RICHARD E. SLATER, #B-78598, PLAINTIFF,
v.
JAMES WATKINS, GEORGE JOHNSON, BILLY VAUGHN, AND MARVIN F. POWERS, DEFENDANTS.



The opinion of the court was delivered by: G. Patrick Murphy United States District Judge

MEMORANDUM AND ORDER MURPHY, District Judge:

Plaintiff Richard E. Slater, an inmate in Tamms Correctional Center, brings this action for deprivations of his constitutional rights pursuant to 42 U.S.C. § 1983. Plaintiff is serving a fifteen year sentence for a cocaine offense, and two years for aggravated battery of a peace officer.

Previously, this Court determined that Plaintiff's claims against several Defendants regarding deliberate indifference to his medical needs should be severed into a separate case. Severance was ordered on August 23, 2011 (Doc. 16). The claims remaining in this case stem from a December 5, 2008, incident where Plaintiff alleges excessive force was used against him.

This case is now before the Court for a preliminary review of Plaintiff's remaining claims pursuant to 28 U.S.C. § 1915A, which provides:

(a) Screening.-- The court shall review, before docketing, if feasible or, in any event, as soon as practicable after docketing, a complaint in a civil action in which a prisoner seeks redress from a governmental entity or officer or employee of a governmental entity.

(b) Grounds for Dismissal.-- On review, the court shall identify cognizable claims or dismiss the complaint, or any portion of the complaint, if the complaint--

(1) is frivolous, malicious, or fails to state a claim on which relief may be granted; or

(2) seeks monetary relief from a defendant who is immune from such relief.

28 U.S.C. § 1915A.

An action or claim is frivolous if "it lacks an arguable basis either in law or in fact."

* Things to do:
1 – Answer these questions from the memorandum and order.
(a) In which correctional center is the plaintiff an inmate?
(b) On what date was severance ordered?
(c) Under which statute is the preliminary review of the remaining claims conducted?
2 – Transcribe the memorandum and order between "The opinion of" and "used against him.", inclusive.

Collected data
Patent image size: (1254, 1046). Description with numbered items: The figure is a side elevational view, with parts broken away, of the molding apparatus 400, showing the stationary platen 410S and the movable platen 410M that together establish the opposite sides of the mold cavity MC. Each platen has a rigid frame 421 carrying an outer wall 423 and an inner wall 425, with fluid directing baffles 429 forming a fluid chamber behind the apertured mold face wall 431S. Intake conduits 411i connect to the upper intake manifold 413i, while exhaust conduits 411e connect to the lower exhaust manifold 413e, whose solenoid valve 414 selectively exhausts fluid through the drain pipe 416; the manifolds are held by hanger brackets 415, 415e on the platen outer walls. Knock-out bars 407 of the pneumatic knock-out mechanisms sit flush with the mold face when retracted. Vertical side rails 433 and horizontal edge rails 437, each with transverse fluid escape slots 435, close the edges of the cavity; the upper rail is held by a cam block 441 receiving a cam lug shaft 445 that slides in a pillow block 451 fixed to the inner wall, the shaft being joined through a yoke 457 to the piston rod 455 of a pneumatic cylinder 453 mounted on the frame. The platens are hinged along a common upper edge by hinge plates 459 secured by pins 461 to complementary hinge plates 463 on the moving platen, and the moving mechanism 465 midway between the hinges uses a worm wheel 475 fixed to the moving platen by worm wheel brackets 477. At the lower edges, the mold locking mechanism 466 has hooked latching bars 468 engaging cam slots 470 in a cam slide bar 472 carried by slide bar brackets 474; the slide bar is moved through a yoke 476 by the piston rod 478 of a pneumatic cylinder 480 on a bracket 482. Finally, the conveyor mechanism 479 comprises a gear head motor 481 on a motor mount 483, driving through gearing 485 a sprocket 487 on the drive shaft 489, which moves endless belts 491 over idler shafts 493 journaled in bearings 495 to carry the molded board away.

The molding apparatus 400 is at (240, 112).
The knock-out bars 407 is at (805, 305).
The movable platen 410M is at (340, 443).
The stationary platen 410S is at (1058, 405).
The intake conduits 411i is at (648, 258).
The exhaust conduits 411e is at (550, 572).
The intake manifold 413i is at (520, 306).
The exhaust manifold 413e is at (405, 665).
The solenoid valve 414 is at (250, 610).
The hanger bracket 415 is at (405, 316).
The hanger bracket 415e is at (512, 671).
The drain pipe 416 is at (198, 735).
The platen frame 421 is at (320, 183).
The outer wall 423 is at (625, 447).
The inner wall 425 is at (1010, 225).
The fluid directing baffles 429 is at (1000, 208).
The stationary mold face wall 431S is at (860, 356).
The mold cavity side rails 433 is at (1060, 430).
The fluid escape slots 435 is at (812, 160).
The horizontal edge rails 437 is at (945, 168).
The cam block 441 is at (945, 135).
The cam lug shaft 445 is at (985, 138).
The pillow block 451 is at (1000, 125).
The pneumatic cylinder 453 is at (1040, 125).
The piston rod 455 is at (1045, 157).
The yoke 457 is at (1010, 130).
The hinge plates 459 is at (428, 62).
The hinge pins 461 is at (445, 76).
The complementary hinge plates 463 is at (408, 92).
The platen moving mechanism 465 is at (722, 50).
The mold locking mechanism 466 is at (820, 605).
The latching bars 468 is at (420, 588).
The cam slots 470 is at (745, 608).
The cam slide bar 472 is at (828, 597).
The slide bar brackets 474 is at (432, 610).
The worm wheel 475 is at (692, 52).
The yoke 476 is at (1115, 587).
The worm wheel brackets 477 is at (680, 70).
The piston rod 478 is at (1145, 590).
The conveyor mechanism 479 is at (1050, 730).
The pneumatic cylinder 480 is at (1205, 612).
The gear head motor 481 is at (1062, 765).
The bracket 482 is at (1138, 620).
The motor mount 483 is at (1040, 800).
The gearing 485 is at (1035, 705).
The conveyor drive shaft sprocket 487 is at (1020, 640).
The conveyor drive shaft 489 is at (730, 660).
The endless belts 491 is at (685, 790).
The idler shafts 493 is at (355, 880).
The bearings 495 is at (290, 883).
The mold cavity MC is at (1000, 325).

* Exercise answers:
1 –
(a) Tamms Correctional Center
(b) August 23, 2011
(c) 28 U.S.C. § 1915A

2 –
The opinion of the court was delivered by: G. Patrick Murphy United States District Judge

MEMORANDUM AND ORDER MURPHY, District Judge:

Plaintiff Richard E. Slater, an inmate in Tamms Correctional Center, brings this action for deprivations of his constitutional rights pursuant to 42 U.S.C. § 1983. Plaintiff is serving a fifteen year sentence for a cocaine offense, and two years for aggravated battery of a peace officer.

Previously, this Court determined that Plaintiff's claims against several Defendants regarding deliberate indifference to his medical needs should be severed into a separate case. Severance was ordered on August 23, 2011 (Doc. 16). The claims remaining in this case stem from a December 5, 2008, incident where Plaintiff alleges excessive force was used against him.